Write each line out exactly, leaving none out.

»»

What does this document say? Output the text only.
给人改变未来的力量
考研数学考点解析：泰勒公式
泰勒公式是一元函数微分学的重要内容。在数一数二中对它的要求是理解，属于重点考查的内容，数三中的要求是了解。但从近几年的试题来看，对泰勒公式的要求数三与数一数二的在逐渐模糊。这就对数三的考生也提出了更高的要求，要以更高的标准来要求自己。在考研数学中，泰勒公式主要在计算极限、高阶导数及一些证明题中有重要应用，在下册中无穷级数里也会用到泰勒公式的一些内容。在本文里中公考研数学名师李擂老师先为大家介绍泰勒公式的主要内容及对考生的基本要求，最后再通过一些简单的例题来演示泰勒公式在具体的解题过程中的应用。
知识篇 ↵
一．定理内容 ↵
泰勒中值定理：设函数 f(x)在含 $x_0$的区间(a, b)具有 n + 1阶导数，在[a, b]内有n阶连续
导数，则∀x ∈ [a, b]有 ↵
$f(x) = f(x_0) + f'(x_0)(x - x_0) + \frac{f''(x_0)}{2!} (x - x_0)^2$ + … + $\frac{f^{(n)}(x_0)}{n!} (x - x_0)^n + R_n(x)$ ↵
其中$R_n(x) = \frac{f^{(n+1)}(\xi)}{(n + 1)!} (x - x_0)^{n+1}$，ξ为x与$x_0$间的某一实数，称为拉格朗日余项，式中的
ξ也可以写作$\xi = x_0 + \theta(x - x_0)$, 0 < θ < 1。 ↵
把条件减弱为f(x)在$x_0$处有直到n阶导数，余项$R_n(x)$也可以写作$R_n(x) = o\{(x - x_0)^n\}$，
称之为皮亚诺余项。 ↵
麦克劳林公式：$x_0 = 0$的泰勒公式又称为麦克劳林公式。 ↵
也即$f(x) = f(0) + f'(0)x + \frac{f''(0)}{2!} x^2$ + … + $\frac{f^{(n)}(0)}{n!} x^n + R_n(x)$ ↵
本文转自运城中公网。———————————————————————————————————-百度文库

««

*The response*.
What does this document say? Output the text only.
给人改变未来的力量
考研数学考点解析：泰勒公式
泰勒公式是一元函数微分学的重要内容。在数一数二中对它的要求是理解，属于重点考查的内容，数三中的要求是了解。但从近几年的试题来看，对泰勒公式的要求数三与数一数二的在逐渐模糊。这就对数三的考生也提出了更高的要求，要以更高的标准来要求自己。在考研数学中，泰勒公式主要在计算极限、高阶导数及一些证明题中有重要应用，在下册中无穷级数里也会用到泰勒公式的一些内容。在本文里中公考研数学名师李擂老师先为大家介绍泰勒公式的主要内容及对考生的基本要求，最后再通过一些简单的例题来演示泰勒公式在具体的解题过程中的应用。
知识篇 ↵
一．定理内容 ↵
泰勒中值定理：设函数 f(x)在含 $x_0$的区间(a, b)具有 n + 1阶导数，在[a, b]内有n阶连续
导数，则∀x ∈ [a, b]有 ↵
$f(x) = f(x_0) + f'(x_0)(x - x_0) + \frac{f''(x_0)}{2!} (x - x_0)^2$ + … + $\frac{f^{(n)}(x_0)}{n!} (x - x_0)^n + R_n(x)$ ↵
其中$R_n(x) = \frac{f^{(n+1)}(\xi)}{(n + 1)!} (x - x_0)^{n+1}$，ξ为x与$x_0$间的某一实数，称为拉格朗日余项，式中的
ξ也可以写作$\xi = x_0 + \theta(x - x_0)$, 0 < θ < 1。 ↵
把条件减弱为f(x)在$x_0$处有直到n阶导数，余项$R_n(x)$也可以写作$R_n(x) = o\{(x - x_0)^n\}$，
称之为皮亚诺余项。 ↵
麦克劳林公式：$x_0 = 0$的泰勒公式又称为麦克劳林公式。 ↵
也即$f(x) = f(0) + f'(0)x + \frac{f''(0)}{2!} x^2$ + … + $\frac{f^{(n)}(0)}{n!} x^n + R_n(x)$ ↵
本文转自运城中公网。———————————————————————————————————-百度文库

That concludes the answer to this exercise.